**EXERCISE DETAILS:** For every line in the records that has the word "JSON", make a copy.

--- start TASK INPUT ---

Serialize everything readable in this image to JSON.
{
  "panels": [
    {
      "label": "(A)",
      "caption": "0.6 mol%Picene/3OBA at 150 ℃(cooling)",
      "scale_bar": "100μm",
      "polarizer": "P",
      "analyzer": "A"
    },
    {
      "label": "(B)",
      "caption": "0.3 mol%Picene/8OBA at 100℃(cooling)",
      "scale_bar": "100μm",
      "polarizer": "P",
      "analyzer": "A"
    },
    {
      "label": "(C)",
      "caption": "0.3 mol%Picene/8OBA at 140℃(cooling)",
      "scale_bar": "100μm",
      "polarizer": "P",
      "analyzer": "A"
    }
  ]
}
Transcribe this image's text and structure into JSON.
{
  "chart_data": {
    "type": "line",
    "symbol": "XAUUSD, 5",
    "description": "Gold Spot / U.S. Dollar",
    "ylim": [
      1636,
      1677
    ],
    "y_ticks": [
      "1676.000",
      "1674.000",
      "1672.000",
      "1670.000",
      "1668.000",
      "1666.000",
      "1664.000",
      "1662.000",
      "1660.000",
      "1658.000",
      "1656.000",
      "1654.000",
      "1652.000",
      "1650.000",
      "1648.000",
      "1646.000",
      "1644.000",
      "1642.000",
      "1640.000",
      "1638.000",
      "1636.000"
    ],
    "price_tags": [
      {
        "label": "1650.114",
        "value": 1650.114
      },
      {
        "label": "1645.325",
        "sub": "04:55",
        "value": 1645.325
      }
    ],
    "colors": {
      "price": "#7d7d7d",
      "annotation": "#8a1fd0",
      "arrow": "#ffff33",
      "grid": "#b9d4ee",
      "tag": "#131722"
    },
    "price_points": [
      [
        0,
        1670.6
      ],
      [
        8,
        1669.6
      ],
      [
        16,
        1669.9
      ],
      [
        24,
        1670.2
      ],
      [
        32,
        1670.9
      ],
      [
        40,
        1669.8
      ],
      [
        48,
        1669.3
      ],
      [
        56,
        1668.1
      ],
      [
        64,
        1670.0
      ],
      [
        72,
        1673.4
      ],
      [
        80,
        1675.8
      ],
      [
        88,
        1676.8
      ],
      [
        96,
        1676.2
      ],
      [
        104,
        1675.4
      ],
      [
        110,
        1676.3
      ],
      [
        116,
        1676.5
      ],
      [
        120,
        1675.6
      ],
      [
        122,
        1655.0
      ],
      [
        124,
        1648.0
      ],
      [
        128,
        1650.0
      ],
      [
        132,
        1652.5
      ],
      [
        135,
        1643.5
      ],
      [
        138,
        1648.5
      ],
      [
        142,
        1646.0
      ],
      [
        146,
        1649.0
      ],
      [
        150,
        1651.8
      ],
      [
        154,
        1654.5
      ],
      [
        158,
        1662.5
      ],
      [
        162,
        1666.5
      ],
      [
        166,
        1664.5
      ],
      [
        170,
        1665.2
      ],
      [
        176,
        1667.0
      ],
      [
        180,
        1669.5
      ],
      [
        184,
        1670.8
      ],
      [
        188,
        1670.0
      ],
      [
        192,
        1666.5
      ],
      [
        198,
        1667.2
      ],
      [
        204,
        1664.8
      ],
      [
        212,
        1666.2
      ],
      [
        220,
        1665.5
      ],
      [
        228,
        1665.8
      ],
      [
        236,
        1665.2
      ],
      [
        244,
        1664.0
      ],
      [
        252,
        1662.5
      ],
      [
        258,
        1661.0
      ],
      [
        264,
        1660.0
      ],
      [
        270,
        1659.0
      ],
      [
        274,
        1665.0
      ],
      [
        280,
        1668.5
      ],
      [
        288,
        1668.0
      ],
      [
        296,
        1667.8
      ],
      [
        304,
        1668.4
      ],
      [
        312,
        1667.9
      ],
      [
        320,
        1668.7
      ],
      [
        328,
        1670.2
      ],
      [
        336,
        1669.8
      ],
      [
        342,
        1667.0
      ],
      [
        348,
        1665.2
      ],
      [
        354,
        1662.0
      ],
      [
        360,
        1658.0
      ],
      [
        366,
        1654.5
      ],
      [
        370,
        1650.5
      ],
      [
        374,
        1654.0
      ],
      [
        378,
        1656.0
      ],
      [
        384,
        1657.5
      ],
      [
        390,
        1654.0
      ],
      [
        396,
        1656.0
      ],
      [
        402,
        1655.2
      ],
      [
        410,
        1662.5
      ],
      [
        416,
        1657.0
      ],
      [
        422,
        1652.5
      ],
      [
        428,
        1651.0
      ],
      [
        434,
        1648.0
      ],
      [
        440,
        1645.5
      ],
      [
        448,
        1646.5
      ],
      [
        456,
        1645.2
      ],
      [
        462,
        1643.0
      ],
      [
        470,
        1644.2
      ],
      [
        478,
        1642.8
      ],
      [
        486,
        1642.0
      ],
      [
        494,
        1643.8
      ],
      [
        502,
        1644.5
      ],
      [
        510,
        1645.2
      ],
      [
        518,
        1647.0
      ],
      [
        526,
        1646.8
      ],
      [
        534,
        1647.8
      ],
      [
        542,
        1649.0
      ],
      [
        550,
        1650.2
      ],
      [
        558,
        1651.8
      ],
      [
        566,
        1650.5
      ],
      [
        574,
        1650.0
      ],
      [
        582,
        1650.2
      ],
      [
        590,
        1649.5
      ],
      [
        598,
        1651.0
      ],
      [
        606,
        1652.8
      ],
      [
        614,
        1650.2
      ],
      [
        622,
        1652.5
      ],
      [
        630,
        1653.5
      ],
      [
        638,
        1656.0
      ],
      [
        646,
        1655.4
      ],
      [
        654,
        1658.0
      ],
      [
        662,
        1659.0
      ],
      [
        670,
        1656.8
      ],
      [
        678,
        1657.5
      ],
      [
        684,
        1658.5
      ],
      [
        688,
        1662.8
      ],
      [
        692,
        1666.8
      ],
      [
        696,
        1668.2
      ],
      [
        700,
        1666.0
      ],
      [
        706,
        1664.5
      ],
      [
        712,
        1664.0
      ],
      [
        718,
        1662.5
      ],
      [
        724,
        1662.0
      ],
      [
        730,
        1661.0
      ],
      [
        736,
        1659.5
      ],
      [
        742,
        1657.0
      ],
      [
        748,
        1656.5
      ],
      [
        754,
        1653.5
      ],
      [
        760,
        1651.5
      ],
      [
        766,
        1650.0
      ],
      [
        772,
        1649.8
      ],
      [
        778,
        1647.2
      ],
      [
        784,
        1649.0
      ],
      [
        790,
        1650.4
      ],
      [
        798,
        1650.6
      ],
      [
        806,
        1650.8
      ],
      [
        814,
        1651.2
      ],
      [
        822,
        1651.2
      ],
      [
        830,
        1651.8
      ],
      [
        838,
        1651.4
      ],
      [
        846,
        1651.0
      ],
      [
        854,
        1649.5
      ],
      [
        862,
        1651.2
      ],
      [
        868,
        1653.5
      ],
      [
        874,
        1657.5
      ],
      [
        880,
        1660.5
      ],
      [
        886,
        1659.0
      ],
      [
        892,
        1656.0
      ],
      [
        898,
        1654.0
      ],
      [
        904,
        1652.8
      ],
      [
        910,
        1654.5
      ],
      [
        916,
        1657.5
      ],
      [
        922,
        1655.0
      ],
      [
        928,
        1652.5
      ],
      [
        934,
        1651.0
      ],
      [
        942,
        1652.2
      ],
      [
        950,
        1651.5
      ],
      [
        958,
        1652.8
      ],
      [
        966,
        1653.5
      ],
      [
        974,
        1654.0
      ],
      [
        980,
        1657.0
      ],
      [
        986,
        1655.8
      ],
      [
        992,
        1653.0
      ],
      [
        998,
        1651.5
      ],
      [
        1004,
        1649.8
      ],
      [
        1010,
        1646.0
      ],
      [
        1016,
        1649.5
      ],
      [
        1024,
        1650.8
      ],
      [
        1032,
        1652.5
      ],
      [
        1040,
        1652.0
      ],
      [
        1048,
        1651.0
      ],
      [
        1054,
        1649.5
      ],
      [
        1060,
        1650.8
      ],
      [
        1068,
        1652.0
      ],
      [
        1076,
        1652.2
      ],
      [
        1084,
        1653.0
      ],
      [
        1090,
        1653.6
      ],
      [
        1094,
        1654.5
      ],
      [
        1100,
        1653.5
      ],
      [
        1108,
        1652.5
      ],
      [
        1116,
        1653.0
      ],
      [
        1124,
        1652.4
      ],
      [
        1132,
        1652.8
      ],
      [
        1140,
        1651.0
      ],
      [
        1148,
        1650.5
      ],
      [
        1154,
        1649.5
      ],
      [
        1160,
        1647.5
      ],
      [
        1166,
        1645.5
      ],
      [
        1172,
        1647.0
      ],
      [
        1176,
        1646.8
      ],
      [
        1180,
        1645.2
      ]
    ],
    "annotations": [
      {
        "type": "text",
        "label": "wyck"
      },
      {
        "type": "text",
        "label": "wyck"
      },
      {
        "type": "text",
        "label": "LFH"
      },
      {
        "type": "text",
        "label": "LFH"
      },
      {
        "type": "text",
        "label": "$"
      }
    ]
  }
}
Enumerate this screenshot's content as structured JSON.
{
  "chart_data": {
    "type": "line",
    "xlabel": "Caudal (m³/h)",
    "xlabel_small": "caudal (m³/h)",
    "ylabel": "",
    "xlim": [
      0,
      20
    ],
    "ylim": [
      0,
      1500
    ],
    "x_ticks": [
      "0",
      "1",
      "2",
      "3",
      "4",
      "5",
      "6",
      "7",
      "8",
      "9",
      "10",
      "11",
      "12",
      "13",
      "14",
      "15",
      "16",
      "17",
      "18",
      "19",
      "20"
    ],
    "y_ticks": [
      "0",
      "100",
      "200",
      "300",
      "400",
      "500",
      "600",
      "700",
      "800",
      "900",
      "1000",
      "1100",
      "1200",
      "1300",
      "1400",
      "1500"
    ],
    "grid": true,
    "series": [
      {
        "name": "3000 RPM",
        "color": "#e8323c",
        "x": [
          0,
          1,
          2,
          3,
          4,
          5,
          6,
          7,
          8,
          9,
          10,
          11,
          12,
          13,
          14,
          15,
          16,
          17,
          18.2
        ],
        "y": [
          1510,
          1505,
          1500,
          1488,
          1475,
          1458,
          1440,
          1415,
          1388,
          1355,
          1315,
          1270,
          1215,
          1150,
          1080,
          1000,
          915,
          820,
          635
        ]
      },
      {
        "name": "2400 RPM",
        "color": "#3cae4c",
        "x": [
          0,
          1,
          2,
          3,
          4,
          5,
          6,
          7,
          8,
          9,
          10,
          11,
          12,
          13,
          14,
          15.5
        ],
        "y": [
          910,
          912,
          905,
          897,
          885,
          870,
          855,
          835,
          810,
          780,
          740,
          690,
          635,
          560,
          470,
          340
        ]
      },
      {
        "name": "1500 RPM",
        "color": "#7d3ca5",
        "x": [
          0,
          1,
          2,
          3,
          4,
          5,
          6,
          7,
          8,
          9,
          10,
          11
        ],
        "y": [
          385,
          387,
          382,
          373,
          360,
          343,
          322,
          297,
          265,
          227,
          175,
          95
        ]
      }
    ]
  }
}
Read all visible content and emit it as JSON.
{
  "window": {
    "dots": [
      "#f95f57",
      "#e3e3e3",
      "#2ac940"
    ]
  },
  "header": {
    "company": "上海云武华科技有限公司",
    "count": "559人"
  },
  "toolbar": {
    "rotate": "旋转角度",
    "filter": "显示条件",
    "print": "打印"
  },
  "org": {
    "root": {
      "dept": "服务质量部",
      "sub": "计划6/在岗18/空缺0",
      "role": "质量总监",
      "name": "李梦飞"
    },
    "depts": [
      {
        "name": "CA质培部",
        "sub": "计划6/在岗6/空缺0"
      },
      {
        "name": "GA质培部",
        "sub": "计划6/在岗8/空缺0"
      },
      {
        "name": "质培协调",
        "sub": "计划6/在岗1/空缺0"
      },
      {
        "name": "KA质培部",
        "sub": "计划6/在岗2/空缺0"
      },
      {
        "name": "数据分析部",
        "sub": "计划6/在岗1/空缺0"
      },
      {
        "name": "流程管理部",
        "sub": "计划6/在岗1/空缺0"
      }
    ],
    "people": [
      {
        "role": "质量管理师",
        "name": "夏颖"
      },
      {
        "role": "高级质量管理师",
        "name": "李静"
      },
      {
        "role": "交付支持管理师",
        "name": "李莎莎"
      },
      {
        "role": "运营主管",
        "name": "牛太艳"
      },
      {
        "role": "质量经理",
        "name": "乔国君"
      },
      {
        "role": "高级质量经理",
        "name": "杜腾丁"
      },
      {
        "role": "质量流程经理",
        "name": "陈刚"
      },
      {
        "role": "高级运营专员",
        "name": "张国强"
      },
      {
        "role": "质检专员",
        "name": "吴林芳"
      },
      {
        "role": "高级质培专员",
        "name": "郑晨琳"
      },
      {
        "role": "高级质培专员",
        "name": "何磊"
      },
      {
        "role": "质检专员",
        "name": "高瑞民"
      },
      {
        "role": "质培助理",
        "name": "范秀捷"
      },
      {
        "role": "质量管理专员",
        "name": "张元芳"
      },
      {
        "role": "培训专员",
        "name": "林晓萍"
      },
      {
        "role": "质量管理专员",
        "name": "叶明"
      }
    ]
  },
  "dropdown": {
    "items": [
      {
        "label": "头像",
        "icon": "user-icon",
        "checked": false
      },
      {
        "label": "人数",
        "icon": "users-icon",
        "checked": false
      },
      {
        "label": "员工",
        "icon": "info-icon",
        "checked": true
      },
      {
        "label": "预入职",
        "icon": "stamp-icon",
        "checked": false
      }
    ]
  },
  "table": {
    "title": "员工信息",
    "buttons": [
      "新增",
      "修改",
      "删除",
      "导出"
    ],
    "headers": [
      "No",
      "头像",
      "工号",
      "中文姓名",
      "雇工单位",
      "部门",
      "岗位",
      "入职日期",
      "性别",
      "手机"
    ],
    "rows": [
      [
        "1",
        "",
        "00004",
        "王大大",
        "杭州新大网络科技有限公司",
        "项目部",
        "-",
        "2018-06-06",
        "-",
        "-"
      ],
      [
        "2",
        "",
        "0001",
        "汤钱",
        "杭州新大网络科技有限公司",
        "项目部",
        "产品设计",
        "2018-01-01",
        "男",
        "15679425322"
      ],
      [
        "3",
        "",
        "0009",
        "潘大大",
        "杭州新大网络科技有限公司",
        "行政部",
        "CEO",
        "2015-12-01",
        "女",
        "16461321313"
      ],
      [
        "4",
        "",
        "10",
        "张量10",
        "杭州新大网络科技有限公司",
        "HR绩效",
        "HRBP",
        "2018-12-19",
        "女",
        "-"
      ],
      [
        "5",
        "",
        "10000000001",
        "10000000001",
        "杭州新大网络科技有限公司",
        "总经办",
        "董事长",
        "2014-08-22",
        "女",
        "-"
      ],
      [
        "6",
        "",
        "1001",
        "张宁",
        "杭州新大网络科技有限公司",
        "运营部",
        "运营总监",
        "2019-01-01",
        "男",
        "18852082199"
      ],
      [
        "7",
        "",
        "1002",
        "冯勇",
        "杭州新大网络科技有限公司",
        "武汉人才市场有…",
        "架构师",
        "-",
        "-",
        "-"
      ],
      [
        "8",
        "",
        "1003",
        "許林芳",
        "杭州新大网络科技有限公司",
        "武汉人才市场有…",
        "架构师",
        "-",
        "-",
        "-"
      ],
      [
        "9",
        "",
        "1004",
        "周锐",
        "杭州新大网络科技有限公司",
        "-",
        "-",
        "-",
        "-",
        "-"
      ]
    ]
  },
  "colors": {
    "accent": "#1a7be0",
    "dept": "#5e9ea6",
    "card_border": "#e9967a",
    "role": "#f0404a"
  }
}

--- end TASK INPUT ---

**TASK ANSWER:**
Serialize everything readable in this image to JSON.
Transcribe this image's text and structure into JSON.
Enumerate this screenshot's content as structured JSON.
Read all visible content and emit it as JSON.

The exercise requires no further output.